===== DATASET CONTENT

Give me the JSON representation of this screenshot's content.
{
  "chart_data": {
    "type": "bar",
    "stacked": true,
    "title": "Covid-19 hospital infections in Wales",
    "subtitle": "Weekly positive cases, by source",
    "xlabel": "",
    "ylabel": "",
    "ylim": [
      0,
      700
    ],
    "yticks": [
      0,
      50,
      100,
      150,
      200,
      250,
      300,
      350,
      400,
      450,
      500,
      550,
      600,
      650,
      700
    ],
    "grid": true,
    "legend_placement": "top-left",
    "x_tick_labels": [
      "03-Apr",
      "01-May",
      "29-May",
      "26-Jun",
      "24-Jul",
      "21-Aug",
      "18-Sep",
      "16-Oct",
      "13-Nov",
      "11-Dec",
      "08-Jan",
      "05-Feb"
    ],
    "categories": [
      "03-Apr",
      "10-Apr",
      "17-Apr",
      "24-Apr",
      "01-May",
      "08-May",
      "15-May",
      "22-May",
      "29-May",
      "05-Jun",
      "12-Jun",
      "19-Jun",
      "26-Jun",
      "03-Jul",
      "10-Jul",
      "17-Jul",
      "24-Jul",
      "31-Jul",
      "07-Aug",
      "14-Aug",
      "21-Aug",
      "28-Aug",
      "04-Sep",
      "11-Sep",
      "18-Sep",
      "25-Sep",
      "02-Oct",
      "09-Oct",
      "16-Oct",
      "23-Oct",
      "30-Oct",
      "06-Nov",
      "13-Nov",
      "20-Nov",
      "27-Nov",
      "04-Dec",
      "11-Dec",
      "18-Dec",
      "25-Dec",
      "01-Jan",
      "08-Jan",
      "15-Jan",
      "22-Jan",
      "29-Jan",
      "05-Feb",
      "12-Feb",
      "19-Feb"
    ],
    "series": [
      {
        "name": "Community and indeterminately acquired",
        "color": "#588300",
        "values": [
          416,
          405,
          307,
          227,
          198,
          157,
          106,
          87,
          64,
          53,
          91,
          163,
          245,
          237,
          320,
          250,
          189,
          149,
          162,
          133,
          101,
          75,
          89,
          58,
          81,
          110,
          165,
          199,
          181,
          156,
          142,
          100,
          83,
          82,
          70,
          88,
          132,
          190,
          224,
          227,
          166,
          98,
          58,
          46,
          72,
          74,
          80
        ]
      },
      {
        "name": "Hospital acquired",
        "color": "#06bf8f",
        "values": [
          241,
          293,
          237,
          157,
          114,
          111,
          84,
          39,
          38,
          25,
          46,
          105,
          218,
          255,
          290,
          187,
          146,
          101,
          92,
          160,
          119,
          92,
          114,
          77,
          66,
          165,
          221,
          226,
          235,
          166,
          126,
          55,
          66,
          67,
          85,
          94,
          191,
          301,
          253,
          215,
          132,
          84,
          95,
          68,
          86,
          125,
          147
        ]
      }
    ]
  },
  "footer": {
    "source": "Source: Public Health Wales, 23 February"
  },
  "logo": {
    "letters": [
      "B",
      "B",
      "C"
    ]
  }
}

==========

AIM OF THE EXERCISE
Of all the lines above, how many contain the word "name"? Give the number and nothing else.

TASK RESULT
2